▶ Document text
● ● ● ● ●

German finance minister Olaf Scholz has dismissed calls for reform of German and EU fiscal rules, saying they provide enough flexibility to overcome crises such as the pandemic.
But in an interview with the Financial Times, Scholz, who is also the Social Democrat’s candidate for chancellor in September’s federal election, said Germany must continue its big-spending plans next year to avoid a hard economic landing.
“We fared better economically than anyone would have expected in the midst of the crisis because we pursued an expansionary fiscal strategy,” he told the FT. “We mustn’t abruptly stop the measures we took to ensure the economic recovery.”
Scholz, 63, won plaudits for his management of the Covid-19 crisis, promising early on to do “whatever it takes” to cushion the slump and pushing through a €130bn fiscal stimulus to kickstart recovery with a “ka-boom”.
But in the interview Scholz also revealed the fine line he must tread as the SPD candidate aiming to succeed Angela Merkel, who soon leaves the political stage after 16 years as chancellor.
Scholz must show his base he will not retrench spending too quickly. But he must also signal to potential centrist voters that an SPD chancellor would not rip up rules that, under Merkel, delivered six straight years of balanced budgets and a 10-year economic boom — the longest in German postwar history.
Scholz has insisted, for example, that in 2023 Germany will reinstate its “debt brake”, the constitutional limit on new borrowing suspended since the start of the pandemic.
But until then, he said, Germany must continue with policies that have delivered billions in aid to struggling companies. Scholz will borrow an additional €100bn next year, on top of the €370bn in new loans approved since the crisis began, and has earmarked €51.8bn for investments in 2022 and more than €50bn every year until 2025.

● ● ● ● ●

▶ Data excerpts

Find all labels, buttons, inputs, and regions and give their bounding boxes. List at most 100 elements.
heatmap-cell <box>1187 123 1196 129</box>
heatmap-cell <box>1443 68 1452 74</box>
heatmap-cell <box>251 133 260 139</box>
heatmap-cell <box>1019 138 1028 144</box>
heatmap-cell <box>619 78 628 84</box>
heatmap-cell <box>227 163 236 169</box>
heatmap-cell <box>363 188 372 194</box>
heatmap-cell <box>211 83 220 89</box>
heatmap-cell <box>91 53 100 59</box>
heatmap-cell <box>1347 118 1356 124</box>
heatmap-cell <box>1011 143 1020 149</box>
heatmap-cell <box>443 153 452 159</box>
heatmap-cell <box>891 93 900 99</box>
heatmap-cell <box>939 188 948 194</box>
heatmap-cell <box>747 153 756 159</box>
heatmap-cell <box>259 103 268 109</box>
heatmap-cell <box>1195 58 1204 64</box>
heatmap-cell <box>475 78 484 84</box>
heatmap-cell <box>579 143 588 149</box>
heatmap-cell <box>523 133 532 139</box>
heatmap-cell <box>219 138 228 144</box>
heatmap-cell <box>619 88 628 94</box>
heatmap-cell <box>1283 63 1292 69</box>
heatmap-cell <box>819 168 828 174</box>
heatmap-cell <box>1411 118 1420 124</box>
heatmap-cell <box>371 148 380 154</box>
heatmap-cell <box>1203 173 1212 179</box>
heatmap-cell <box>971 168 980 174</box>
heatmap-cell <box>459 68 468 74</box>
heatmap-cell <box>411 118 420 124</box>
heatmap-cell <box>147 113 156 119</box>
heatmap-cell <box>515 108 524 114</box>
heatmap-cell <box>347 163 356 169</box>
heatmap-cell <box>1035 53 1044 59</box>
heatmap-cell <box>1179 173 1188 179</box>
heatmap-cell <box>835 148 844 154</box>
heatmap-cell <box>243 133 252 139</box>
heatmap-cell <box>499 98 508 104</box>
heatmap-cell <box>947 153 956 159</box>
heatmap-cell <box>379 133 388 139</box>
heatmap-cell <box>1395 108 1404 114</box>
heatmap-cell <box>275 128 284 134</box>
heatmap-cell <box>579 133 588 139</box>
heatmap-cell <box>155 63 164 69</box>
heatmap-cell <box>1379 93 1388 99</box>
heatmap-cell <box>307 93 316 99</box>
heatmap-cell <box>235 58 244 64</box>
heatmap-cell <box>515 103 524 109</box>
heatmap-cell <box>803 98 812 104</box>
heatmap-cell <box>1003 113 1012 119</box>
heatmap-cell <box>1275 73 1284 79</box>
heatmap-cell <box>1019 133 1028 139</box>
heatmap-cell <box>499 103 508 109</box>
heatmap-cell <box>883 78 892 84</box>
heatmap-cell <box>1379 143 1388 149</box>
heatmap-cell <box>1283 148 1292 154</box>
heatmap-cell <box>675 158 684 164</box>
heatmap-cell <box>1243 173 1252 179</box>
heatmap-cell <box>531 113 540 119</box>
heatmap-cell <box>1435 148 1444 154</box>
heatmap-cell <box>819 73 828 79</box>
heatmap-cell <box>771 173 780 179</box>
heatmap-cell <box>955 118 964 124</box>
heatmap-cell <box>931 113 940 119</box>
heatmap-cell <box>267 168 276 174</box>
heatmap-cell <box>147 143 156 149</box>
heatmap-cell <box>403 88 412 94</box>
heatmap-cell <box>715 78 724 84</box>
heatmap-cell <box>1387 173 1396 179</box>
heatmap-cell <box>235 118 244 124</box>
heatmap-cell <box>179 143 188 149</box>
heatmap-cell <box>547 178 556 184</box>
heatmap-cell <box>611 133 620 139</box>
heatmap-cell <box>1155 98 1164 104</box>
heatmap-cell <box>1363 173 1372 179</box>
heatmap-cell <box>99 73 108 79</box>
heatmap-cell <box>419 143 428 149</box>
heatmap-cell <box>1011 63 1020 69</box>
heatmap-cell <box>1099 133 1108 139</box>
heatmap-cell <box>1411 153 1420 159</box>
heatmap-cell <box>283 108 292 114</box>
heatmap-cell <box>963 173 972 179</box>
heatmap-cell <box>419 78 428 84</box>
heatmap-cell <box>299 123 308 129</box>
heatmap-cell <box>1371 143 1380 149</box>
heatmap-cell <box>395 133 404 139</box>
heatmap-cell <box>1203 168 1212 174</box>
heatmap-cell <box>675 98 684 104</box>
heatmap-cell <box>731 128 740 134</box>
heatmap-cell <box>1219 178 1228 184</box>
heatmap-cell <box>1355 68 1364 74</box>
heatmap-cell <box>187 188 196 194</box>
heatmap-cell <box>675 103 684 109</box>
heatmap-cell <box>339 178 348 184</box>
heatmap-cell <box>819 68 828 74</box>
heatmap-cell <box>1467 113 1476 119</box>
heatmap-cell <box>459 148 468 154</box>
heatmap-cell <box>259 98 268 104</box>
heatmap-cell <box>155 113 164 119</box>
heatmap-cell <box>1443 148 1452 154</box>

● ● ● ● ●

▶ Activity 1
Transcribe the passage of the article about Olaf Scholz and German fiscal rules, starting at "Scholz must show" and ending at "year until 2025.".
▶ Activity 2
Write the next part of the article about Olaf Scholz and German fiscal rules, picking up after its final sentence.
The listing is separate material with no connection to the article about Olaf Scholz and German fiscal rules.

▶ Answer space 1
Scholz must show his base he will not retrench spending too quickly. But he must also signal to potential centrist voters that an SPD chancellor would not rip up rules that, under Merkel, delivered six straight years of balanced budgets and a 10-year economic boom — the longest in German postwar history.
Scholz has insisted, for example, that in 2023 Germany will reinstate its “debt brake”, the constitutional limit on new borrowing suspended since the start of the pandemic.
But until then, he said, Germany must continue with policies that have delivered billions in aid to struggling companies. Scholz will borrow an additional €100bn next year, on top of the €370bn in new loans approved since the crisis began, and has earmarked €51.8bn for investments in 2022 and more than €50bn every year until 2025.

▶ Answer space 2
The borrowing has been controversial. Jens Weidmann, head of the Bundesbank, told a cabinet meeting last week the debt brake should be reintroduced next year, as Scholz originally planned, and not in 2023, saying that rising growth would yield more tax revenues.
Scholz argued now is not the time to tighten the rules. Yet he also rejected the opposition Greens’ call to reform the debt brake, saying there was no majority in parliament for that.
“If the Greens [pursue] the idea of changing the constitution to reform the debt brake, they’re campaigning de facto on a plan that can’t be enforced,” he said.
In addition, he argued the debt brake had not prevented “record volumes of investment”, which rose “from €34bn in 2018, when I came into office, to more than €50bn in 2022”.
Scholz was optimistic about Germany’s economic prospects, with the government expecting growth of 3.5 per cent this year and 3.6 per cent in 2022. He also played down the risk of inflation, which rose to 2.4 per cent in May.
This, he said, was a “temporary phenomenon,” due to factors such as a recent rise in value added tax. Others are more concerned: Weidmann said on Monday that German inflation could hit 4 per cent later this year.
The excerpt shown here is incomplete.